WORK REQUIRED —
Among the records below, find each line that includes the string "name" and copy it.

[begin DATA SECTION]

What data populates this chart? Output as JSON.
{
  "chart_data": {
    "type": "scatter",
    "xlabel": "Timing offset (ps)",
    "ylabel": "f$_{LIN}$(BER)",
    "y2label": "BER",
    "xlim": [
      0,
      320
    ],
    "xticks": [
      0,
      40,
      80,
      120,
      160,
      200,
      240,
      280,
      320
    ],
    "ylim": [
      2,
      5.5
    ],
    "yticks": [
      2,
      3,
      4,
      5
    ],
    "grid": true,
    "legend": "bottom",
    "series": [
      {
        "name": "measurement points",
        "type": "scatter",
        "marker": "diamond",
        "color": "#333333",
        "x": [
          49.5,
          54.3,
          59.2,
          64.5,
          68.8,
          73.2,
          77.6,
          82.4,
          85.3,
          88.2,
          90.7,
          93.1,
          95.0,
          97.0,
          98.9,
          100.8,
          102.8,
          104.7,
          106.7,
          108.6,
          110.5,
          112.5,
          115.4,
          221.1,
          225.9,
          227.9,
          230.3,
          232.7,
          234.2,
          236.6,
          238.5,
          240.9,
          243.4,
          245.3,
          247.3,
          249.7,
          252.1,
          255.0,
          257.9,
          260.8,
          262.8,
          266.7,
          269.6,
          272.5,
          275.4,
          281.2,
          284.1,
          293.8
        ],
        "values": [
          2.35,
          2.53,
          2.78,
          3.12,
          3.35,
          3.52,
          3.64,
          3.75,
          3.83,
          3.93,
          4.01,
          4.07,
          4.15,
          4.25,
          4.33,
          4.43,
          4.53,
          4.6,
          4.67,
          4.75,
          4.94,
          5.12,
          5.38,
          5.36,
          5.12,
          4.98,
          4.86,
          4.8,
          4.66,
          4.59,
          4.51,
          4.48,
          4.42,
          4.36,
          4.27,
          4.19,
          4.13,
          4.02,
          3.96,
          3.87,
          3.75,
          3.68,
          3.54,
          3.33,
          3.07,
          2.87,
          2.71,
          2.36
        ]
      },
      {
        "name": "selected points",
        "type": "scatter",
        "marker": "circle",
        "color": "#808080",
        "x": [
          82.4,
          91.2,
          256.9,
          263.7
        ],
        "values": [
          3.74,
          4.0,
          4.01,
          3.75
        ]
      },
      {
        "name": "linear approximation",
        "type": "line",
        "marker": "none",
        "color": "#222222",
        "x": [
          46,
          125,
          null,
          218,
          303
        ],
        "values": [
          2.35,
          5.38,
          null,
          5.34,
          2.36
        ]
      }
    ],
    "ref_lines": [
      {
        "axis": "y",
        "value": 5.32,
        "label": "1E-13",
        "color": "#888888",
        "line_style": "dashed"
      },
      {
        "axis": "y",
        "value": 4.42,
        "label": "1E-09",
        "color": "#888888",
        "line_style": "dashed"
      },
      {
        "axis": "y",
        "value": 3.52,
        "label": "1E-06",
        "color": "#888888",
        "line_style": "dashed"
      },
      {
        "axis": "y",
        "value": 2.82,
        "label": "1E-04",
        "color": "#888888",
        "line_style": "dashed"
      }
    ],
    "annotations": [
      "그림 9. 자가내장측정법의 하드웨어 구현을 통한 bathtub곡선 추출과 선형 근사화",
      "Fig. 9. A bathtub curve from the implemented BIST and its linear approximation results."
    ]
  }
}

[end DATA SECTION]

REPLY —
        "name": "measurement points",
        "name": "selected points",
        "name": "linear approximation",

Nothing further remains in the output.